(Entries from a visual dataset)
☆ ☆ ☆ ☆ ☆ ☆ ☆

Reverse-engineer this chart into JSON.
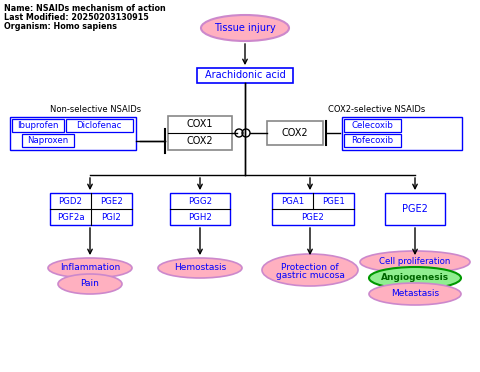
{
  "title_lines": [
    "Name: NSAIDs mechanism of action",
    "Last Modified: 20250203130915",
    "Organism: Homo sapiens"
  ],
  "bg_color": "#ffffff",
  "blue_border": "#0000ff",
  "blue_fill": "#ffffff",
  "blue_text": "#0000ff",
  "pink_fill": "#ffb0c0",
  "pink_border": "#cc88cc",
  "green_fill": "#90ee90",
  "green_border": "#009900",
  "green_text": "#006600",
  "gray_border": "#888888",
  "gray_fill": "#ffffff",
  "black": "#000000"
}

☆ ☆ ☆ ☆ ☆ ☆ ☆

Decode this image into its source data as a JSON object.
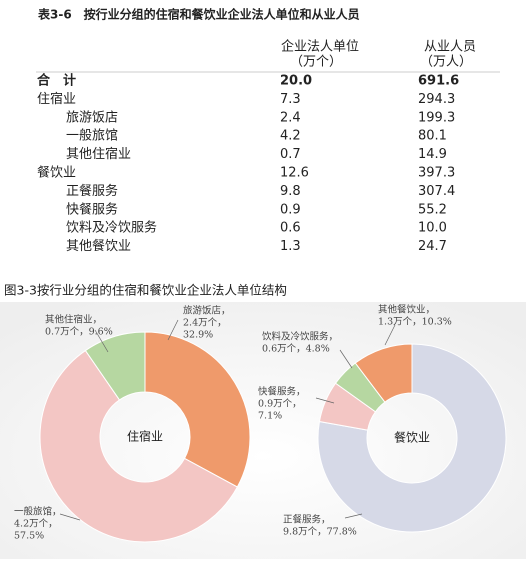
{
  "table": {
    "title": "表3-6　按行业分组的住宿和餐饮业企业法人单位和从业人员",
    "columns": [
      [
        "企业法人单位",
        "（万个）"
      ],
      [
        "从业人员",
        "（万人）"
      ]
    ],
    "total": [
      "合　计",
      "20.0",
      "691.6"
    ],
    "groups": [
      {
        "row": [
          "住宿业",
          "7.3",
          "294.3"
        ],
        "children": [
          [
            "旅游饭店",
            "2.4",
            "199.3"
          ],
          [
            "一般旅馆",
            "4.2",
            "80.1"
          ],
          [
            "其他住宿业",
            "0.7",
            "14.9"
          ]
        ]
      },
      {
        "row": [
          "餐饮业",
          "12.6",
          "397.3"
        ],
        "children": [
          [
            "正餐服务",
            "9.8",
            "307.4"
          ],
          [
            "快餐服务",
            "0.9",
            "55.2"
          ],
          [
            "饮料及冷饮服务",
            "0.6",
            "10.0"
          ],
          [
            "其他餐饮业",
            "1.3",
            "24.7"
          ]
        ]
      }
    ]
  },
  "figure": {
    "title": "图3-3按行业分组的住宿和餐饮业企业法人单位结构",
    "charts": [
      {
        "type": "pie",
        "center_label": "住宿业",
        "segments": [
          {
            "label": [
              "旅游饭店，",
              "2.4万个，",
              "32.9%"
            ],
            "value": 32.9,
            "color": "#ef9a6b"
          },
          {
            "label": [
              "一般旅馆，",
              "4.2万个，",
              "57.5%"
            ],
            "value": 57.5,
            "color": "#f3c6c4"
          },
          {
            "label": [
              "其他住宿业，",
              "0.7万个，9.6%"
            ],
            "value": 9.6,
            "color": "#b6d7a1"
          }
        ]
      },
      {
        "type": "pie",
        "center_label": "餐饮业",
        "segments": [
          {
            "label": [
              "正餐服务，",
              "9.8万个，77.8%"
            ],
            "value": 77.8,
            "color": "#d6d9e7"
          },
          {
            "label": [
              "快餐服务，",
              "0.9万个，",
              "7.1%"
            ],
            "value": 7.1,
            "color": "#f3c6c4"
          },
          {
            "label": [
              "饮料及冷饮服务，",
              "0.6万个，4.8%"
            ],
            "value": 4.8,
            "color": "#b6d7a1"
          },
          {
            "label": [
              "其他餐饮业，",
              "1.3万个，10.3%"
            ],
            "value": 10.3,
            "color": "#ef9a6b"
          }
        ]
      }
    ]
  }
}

☆ ☆ ☆ ☆ ☆ ☆ ☆

EXERCISE REQUIREMENTS: Count up the lines in the listing that hold the word "this", and give that number only.

FINAL RESULT: 2